= Task goal =
Rewrite the entries below with "25 Aprile 2027" replaced by "26 Aprile 2027" wherever it occurs, leaving everything else as it is.

= Supplied records =
-=-=-
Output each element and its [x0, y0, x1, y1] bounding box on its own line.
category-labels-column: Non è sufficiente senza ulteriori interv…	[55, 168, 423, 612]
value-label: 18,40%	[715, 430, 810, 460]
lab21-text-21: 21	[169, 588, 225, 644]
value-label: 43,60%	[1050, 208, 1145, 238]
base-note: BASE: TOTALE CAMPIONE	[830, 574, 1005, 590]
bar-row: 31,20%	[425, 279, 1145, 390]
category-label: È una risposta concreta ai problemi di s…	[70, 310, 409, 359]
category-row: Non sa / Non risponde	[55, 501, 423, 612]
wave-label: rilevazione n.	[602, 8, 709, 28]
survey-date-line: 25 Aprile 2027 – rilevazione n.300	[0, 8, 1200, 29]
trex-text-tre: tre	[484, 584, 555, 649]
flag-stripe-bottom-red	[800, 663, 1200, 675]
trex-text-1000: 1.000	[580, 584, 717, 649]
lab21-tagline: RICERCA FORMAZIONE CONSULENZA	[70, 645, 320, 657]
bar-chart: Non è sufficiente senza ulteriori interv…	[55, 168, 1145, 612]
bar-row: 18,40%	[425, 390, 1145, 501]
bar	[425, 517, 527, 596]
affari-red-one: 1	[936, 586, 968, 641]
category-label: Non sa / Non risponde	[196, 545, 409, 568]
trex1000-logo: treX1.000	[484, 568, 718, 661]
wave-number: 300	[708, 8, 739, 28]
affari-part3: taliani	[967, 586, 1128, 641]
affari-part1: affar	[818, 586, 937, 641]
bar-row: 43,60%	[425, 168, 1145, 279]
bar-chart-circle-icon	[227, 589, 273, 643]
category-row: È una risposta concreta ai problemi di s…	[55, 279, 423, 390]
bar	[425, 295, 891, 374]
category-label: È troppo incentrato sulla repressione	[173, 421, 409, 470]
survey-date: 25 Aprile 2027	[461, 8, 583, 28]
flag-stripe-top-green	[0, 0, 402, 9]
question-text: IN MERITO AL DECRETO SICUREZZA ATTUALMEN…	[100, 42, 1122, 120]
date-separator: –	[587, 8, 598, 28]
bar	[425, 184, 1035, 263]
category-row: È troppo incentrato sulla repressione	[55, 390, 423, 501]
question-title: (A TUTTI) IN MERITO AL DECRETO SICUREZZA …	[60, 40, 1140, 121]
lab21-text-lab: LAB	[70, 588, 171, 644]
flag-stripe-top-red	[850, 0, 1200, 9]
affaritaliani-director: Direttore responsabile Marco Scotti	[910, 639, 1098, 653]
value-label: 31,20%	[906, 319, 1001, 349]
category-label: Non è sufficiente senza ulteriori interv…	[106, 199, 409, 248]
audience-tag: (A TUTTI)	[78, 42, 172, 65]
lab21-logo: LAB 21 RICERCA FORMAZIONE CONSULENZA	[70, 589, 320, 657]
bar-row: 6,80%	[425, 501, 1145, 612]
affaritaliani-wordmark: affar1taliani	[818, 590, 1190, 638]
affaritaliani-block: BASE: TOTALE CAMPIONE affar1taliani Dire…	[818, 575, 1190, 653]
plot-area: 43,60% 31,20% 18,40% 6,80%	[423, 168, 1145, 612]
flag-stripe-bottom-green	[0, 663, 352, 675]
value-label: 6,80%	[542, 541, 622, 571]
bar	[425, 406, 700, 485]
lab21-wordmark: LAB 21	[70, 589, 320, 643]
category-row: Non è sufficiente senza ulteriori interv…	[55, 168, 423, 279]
-=-=-
= Result of this task =
Output each element and its [x0, y0, x1, y1] bounding box on its own line.
category-labels-column: Non è sufficiente senza ulteriori interv…	[55, 168, 423, 612]
value-label: 18,40%	[715, 430, 810, 460]
lab21-text-21: 21	[169, 588, 225, 644]
value-label: 43,60%	[1050, 208, 1145, 238]
base-note: BASE: TOTALE CAMPIONE	[830, 574, 1005, 590]
bar-row: 31,20%	[425, 279, 1145, 390]
category-label: È una risposta concreta ai problemi di s…	[70, 310, 409, 359]
category-row: Non sa / Non risponde	[55, 501, 423, 612]
wave-label: rilevazione n.	[602, 8, 709, 28]
survey-date-line: 26 Aprile 2027 – rilevazione n.300	[0, 8, 1200, 29]
trex-text-tre: tre	[484, 584, 555, 649]
flag-stripe-bottom-red	[800, 663, 1200, 675]
trex-text-1000: 1.000	[580, 584, 717, 649]
lab21-tagline: RICERCA FORMAZIONE CONSULENZA	[70, 645, 320, 657]
bar-chart: Non è sufficiente senza ulteriori interv…	[55, 168, 1145, 612]
bar-row: 18,40%	[425, 390, 1145, 501]
bar	[425, 517, 527, 596]
affari-red-one: 1	[936, 586, 968, 641]
category-label: Non sa / Non risponde	[196, 545, 409, 568]
trex1000-logo: treX1.000	[484, 568, 718, 661]
wave-number: 300	[708, 8, 739, 28]
affari-part3: taliani	[967, 586, 1128, 641]
affari-part1: affar	[818, 586, 937, 641]
bar-row: 43,60%	[425, 168, 1145, 279]
bar-chart-circle-icon	[227, 589, 273, 643]
category-row: È una risposta concreta ai problemi di s…	[55, 279, 423, 390]
bar	[425, 295, 891, 374]
category-label: È troppo incentrato sulla repressione	[173, 421, 409, 470]
survey-date: 26 Aprile 2027	[461, 8, 583, 28]
flag-stripe-top-green	[0, 0, 402, 9]
question-text: IN MERITO AL DECRETO SICUREZZA ATTUALMEN…	[100, 42, 1122, 120]
date-separator: –	[587, 8, 598, 28]
bar	[425, 184, 1035, 263]
category-row: È troppo incentrato sulla repressione	[55, 390, 423, 501]
question-title: (A TUTTI) IN MERITO AL DECRETO SICUREZZA …	[60, 40, 1140, 121]
lab21-text-lab: LAB	[70, 588, 171, 644]
flag-stripe-top-red	[850, 0, 1200, 9]
affaritaliani-director: Direttore responsabile Marco Scotti	[910, 639, 1098, 653]
value-label: 31,20%	[906, 319, 1001, 349]
category-label: Non è sufficiente senza ulteriori interv…	[106, 199, 409, 248]
audience-tag: (A TUTTI)	[78, 42, 172, 65]
lab21-logo: LAB 21 RICERCA FORMAZIONE CONSULENZA	[70, 589, 320, 657]
bar-row: 6,80%	[425, 501, 1145, 612]
affaritaliani-wordmark: affar1taliani	[818, 590, 1190, 638]
affaritaliani-block: BASE: TOTALE CAMPIONE affar1taliani Dire…	[818, 575, 1190, 653]
plot-area: 43,60% 31,20% 18,40% 6,80%	[423, 168, 1145, 612]
flag-stripe-bottom-green	[0, 663, 352, 675]
value-label: 6,80%	[542, 541, 622, 571]
bar	[425, 406, 700, 485]
lab21-wordmark: LAB 21	[70, 589, 320, 643]
category-row: Non è sufficiente senza ulteriori interv…	[55, 168, 423, 279]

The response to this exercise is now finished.